## TASK INSTRUCTIONS
Lines that include the word "JSON" are the ones to copy.
=======
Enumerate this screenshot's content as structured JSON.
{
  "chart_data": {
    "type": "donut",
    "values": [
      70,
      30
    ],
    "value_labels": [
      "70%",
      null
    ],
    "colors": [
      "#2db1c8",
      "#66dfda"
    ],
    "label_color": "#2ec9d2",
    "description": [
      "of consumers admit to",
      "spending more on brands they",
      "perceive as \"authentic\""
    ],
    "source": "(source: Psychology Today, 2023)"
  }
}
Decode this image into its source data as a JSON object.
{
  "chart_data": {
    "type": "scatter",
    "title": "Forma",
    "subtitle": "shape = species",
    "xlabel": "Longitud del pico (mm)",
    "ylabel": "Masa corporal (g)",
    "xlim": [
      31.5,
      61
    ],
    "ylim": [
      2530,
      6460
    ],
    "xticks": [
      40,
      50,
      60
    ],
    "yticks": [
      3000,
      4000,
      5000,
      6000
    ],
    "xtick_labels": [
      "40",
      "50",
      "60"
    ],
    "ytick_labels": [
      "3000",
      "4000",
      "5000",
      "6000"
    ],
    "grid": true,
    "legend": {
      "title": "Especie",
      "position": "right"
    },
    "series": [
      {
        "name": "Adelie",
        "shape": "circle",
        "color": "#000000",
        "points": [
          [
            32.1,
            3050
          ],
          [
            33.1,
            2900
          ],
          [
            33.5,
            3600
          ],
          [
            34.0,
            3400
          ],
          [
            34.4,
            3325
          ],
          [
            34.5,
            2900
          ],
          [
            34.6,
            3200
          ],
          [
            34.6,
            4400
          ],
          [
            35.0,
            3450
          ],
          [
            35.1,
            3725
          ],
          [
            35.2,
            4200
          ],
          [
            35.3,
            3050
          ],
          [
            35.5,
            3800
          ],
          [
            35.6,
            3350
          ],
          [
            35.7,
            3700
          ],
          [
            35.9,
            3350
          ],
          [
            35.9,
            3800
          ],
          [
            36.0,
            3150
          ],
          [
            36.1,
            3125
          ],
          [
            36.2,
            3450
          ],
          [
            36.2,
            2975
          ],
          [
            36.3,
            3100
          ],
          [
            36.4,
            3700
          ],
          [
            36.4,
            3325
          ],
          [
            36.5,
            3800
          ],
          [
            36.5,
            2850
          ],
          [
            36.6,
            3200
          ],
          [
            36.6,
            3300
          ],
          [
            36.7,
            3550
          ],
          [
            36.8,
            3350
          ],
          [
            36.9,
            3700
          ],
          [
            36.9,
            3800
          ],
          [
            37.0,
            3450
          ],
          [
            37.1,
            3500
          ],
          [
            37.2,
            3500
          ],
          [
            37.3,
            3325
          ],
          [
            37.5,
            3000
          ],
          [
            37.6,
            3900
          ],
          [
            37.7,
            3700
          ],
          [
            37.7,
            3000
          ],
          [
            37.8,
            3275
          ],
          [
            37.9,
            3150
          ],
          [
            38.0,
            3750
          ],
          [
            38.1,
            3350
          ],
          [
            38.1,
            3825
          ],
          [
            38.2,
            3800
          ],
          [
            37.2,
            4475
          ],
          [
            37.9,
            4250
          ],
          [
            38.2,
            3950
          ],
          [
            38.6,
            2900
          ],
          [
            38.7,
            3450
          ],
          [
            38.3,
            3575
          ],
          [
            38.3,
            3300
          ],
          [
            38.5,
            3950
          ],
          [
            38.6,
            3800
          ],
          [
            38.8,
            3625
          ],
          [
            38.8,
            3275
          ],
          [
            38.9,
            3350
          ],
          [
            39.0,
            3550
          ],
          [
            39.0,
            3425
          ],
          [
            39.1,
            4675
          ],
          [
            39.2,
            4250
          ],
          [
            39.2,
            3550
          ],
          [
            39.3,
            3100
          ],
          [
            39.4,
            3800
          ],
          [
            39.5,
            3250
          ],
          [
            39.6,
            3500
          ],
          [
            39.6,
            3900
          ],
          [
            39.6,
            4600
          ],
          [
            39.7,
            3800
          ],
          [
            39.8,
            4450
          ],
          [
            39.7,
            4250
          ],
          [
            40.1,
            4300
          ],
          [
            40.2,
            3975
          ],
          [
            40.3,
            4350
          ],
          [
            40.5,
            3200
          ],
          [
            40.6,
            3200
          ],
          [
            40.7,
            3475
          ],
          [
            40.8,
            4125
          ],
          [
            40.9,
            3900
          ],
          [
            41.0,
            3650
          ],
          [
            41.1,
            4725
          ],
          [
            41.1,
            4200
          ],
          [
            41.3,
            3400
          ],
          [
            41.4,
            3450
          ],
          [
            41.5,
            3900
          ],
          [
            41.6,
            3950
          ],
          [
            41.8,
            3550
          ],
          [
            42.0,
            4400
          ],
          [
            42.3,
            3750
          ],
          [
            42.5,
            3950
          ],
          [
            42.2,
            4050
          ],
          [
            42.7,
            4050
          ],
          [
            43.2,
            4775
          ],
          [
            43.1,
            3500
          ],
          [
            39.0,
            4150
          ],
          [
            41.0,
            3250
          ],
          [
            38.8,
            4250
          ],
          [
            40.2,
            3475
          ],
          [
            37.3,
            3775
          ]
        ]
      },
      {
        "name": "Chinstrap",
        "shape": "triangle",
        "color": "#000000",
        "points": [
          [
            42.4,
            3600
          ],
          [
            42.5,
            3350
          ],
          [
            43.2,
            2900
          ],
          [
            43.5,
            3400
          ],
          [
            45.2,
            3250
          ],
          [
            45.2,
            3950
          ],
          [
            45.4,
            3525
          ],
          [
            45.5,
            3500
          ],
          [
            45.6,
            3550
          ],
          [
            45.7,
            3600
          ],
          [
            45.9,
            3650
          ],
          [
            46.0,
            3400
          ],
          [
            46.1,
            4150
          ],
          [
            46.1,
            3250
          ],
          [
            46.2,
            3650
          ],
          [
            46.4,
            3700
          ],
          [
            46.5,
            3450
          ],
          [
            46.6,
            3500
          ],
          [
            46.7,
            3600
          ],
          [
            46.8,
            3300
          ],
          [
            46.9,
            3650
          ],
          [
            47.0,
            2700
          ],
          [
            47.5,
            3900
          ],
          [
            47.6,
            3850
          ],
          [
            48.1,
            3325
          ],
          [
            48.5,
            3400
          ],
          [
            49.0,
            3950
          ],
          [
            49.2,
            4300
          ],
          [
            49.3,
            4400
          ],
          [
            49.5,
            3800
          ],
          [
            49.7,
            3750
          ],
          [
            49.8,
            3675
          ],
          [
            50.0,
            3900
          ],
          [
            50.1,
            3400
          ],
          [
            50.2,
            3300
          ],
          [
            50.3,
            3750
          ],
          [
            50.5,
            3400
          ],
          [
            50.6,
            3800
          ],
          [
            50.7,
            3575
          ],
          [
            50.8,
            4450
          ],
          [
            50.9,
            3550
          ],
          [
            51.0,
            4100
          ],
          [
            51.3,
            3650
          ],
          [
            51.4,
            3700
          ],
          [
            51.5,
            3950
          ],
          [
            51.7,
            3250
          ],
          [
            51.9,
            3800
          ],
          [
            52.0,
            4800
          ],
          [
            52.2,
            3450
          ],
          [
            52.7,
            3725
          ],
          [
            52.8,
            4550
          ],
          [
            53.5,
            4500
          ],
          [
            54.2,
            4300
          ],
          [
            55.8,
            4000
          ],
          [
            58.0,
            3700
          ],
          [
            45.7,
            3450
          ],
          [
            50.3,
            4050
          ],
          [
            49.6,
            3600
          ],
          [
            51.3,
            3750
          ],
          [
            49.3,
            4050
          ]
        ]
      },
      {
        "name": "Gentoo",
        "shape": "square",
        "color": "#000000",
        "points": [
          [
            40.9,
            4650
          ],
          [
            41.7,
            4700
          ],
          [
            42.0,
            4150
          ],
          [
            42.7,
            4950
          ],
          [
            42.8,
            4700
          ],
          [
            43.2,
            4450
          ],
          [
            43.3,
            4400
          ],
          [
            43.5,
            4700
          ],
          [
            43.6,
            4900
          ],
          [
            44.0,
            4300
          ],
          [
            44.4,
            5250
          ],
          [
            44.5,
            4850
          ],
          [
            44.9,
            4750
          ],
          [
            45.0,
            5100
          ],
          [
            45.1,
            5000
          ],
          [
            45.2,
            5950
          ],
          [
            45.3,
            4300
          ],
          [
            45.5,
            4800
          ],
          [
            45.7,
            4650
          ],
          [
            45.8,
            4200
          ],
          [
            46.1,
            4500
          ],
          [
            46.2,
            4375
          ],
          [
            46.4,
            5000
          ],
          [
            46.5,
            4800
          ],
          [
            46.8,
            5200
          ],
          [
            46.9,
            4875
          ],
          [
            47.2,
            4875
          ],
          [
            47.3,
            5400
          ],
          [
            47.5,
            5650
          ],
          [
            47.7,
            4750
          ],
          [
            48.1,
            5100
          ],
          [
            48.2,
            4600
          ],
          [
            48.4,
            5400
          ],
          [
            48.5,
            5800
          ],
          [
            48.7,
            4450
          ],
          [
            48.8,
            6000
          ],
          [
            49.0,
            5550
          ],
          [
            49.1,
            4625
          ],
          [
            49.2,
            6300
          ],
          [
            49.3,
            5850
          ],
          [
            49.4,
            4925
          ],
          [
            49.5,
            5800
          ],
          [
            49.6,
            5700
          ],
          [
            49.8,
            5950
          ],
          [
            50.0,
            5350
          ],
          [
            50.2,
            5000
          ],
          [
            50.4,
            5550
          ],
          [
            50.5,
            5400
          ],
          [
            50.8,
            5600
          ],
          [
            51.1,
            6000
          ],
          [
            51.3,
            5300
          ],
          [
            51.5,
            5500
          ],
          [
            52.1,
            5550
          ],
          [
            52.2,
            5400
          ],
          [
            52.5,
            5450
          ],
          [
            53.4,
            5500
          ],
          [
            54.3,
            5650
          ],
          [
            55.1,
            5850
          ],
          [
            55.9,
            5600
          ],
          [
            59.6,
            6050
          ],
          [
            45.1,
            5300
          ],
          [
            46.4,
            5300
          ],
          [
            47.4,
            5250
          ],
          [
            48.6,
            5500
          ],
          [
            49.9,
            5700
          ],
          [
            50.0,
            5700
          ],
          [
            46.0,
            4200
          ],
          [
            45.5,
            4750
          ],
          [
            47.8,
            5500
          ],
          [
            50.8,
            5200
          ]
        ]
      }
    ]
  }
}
=======
## ANSWER BELOW
Enumerate this screenshot's content as structured JSON.
Decode this image into its source data as a JSON object.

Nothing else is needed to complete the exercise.